Looking for New Polycrystalline MC-Reinforced Cobalt-Based Superalloys Candidate to Applications at 1200°C

Institut Jean Lamour (CNRS UMR 7198), Faculty of Sciences and Technologies, University of Lorraine, BP 70239, 54506 Vandoeuvre-lès-Nancy, France

Correspondence should be addressed to Patrice Berthod; rf.eniarrol-vinu@dohtreb.ecirtap

Received 7 December 2016; Revised 17 February 2017; Accepted 22 February 2017; Published 9 March 2017

Academic Editor: Santiago Garcia-Granda

Copyright © 2017 Patrice Berthod. This is an open access article distributed under the Creative Commons Attribution License, which permits unrestricted use, distribution, and reproduction in any medium, provided the original work is properly cited.

Abstract

For applications for which temperatures higher than 1150°C can be encountered the currently best superalloys, the single crystals, cannot be used under stress because of the disappearance of their reinforcing precipitates at such temperatures which are higher than their solvus. Cobalt-based alloys strengthened by refractory and highly stable carbides may represent an alternative solution. In this work the interest was focused on MC carbides of several types. Alloys were elaborated with atomically equivalent quantities in M element (among Ti, Ta, Nb, Hf, or Zr) and in C. Script-like eutectic TiC, TaC, NbC, HfC, and ZrC carbides were successfully obtained in the interdendritic spaces. Unfortunately, only one type, HfC, demonstrated high morphological stability during about 50 hours at 1200°C. The concerned alloy, of the Co-25Cr-0.5C-7.4Hf type (in wt.%), was further characterized in flexural creep resistance and air-oxidation resistance at the same temperature. The creep behaviour was very good, notably by comparison with a more classical Co-25Cr-0.5C-7.5Ta alloy, proving that the interest of HfC is higher than the TaC one. In contrast the oxidation by air was faster and its behaviour not really chromia-forming. Significant improvements of this chemical resistance are expected before taking benefit from the mechanical superiority of this alloy.

Stored data entries:
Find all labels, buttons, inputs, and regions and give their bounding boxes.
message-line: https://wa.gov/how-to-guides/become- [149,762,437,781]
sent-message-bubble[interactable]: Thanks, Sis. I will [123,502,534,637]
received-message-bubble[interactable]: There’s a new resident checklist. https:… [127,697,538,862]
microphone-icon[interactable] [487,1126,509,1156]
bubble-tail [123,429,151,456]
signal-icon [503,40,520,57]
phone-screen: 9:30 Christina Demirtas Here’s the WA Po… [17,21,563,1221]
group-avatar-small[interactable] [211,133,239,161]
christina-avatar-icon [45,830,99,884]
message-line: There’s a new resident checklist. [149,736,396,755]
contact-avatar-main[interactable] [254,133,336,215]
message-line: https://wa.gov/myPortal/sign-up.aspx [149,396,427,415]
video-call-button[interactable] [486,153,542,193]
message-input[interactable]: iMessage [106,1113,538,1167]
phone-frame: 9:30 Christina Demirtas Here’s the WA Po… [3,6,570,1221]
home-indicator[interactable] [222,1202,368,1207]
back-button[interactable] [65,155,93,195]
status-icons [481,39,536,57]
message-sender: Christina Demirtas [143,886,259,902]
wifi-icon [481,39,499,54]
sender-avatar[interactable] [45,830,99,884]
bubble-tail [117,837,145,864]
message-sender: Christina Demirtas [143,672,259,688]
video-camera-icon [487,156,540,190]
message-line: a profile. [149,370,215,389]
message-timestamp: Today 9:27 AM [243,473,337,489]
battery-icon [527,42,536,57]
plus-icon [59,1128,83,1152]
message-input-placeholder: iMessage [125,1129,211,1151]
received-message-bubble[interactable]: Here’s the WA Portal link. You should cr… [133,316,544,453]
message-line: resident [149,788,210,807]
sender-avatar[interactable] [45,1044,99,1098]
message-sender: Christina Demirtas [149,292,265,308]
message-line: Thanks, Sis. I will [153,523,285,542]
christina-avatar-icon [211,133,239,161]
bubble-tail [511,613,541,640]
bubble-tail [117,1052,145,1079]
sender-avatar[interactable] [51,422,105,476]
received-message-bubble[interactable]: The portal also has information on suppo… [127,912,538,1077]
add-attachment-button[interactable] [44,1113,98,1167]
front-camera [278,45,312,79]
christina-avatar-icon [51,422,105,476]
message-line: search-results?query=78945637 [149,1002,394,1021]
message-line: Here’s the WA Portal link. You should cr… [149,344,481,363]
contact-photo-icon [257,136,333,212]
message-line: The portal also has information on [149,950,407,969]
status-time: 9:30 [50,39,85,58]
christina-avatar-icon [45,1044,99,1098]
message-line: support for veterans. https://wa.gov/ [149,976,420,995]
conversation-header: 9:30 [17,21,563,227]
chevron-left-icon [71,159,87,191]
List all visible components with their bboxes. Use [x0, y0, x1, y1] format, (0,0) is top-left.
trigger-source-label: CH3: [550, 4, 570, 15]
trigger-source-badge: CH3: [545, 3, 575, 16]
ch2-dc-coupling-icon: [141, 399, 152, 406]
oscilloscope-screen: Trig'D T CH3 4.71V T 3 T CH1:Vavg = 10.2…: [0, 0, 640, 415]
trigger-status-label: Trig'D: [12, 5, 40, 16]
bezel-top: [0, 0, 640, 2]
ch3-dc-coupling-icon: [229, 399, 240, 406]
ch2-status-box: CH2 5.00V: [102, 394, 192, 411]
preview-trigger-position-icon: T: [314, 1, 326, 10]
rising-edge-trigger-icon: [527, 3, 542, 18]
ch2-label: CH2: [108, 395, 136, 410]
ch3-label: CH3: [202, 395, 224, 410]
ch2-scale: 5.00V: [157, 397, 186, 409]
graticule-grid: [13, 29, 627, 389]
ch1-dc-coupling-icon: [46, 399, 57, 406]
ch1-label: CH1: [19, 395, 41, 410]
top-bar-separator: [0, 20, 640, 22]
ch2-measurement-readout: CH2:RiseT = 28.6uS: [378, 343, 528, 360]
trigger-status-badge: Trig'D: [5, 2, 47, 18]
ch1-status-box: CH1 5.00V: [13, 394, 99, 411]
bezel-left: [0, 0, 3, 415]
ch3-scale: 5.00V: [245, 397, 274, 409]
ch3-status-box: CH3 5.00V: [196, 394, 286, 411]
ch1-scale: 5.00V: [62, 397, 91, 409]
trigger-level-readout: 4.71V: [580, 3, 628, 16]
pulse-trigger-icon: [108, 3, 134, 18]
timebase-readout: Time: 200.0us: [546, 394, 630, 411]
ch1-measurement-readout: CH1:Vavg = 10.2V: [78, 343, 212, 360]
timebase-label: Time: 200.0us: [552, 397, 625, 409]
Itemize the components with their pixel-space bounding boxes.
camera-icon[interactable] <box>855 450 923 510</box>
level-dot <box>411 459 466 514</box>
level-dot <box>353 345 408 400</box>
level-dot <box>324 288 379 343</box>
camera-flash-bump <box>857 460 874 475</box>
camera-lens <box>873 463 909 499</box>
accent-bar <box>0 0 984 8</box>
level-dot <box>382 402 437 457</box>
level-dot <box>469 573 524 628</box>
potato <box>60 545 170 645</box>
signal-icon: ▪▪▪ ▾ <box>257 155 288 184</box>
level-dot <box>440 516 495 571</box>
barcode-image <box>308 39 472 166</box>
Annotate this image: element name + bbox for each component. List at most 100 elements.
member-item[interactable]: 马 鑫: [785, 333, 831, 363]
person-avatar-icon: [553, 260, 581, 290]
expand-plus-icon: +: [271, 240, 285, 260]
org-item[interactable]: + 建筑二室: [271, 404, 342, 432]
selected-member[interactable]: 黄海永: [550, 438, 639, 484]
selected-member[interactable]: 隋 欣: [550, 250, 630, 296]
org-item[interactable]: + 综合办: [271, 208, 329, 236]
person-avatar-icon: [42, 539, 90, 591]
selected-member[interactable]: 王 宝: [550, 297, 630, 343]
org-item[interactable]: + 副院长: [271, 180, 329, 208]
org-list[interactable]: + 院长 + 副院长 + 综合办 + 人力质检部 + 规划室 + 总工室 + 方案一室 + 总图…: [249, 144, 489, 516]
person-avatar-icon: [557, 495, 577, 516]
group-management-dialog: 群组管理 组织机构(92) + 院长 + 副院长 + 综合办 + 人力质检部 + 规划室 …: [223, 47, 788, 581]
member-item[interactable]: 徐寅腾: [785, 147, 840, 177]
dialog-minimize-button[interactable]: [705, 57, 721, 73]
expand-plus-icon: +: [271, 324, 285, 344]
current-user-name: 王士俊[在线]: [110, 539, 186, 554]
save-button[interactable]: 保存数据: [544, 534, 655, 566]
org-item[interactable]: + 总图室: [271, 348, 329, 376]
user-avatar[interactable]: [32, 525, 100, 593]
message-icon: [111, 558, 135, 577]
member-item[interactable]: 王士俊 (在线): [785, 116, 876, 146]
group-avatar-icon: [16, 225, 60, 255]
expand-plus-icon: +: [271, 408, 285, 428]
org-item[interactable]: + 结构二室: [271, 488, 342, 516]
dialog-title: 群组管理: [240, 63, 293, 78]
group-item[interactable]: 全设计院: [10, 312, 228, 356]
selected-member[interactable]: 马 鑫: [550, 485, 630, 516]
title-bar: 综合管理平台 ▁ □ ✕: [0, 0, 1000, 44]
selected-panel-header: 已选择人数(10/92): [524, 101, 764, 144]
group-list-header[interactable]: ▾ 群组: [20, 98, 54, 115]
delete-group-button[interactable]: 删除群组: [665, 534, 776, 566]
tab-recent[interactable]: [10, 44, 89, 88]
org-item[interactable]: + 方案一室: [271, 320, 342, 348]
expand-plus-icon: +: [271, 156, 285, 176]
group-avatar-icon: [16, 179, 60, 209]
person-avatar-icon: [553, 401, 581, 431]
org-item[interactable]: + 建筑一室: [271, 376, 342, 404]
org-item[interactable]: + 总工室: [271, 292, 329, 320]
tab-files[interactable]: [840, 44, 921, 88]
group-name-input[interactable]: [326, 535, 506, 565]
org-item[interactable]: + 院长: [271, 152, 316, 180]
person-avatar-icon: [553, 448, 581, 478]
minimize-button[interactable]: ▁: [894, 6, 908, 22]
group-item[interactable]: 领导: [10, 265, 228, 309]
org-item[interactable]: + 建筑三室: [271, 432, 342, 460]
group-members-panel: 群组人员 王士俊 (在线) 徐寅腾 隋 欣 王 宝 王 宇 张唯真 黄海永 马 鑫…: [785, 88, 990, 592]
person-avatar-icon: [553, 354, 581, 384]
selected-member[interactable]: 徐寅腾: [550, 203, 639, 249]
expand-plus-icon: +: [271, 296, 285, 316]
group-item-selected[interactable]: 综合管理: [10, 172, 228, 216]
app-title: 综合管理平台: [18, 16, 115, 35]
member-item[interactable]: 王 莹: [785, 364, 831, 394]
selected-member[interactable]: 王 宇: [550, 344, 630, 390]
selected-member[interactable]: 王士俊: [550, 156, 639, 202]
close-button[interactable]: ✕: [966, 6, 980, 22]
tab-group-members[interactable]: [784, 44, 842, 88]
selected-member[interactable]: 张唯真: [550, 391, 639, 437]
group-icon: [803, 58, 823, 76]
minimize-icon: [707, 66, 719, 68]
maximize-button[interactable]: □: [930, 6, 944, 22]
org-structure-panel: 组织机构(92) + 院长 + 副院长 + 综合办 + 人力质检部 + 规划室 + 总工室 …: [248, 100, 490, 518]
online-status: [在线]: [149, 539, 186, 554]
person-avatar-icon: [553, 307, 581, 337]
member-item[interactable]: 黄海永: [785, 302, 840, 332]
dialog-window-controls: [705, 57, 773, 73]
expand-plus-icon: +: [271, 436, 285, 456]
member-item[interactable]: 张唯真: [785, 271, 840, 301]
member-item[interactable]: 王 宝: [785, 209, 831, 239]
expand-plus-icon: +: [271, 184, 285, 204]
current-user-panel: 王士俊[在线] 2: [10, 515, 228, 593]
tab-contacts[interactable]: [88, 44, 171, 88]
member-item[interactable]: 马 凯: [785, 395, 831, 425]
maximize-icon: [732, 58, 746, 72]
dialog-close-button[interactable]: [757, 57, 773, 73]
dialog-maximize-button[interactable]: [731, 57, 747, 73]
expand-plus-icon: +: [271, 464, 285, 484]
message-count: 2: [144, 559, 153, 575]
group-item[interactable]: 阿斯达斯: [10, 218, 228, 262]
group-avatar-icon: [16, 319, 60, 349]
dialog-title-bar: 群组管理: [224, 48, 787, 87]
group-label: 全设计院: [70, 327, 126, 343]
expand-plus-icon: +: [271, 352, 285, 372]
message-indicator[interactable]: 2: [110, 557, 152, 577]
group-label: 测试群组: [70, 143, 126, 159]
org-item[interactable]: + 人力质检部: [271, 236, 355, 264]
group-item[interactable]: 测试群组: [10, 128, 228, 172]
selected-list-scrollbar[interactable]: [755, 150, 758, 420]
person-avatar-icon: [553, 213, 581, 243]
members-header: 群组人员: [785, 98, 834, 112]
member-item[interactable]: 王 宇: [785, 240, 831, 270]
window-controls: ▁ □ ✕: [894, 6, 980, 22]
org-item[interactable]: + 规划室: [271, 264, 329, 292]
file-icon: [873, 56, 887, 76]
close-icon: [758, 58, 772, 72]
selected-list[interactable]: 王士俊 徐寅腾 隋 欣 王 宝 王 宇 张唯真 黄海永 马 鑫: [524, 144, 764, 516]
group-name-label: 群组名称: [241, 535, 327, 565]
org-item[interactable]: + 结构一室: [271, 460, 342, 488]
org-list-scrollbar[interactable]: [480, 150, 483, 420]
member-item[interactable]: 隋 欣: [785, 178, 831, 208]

• Exercise requirements:
a) According to the superalloy abstract, which type of carbide kept high morphological stability for about 50 hours at 1200°C?
b) Quote the passage of the superalloy abstract that begins with the words containing "Institut Jean Lamour" and ends with "is properly cited.".

• Solved tasks:
a) HfC

b)
Institut Jean Lamour (CNRS UMR 7198), Faculty of Sciences and Technologies, University of Lorraine, BP 70239, 54506 Vandoeuvre-lès-Nancy, France

Correspondence should be addressed to Patrice Berthod; rf.eniarrol-vinu@dohtreb.ecirtap

Received 7 December 2016; Revised 17 February 2017; Accepted 22 February 2017; Published 9 March 2017

Academic Editor: Santiago Garcia-Granda

Copyright © 2017 Patrice Berthod. This is an open access article distributed under the Creative Commons Attribution License, which permits unrestricted use, distribution, and reproduction in any medium, provided the original work is properly cited.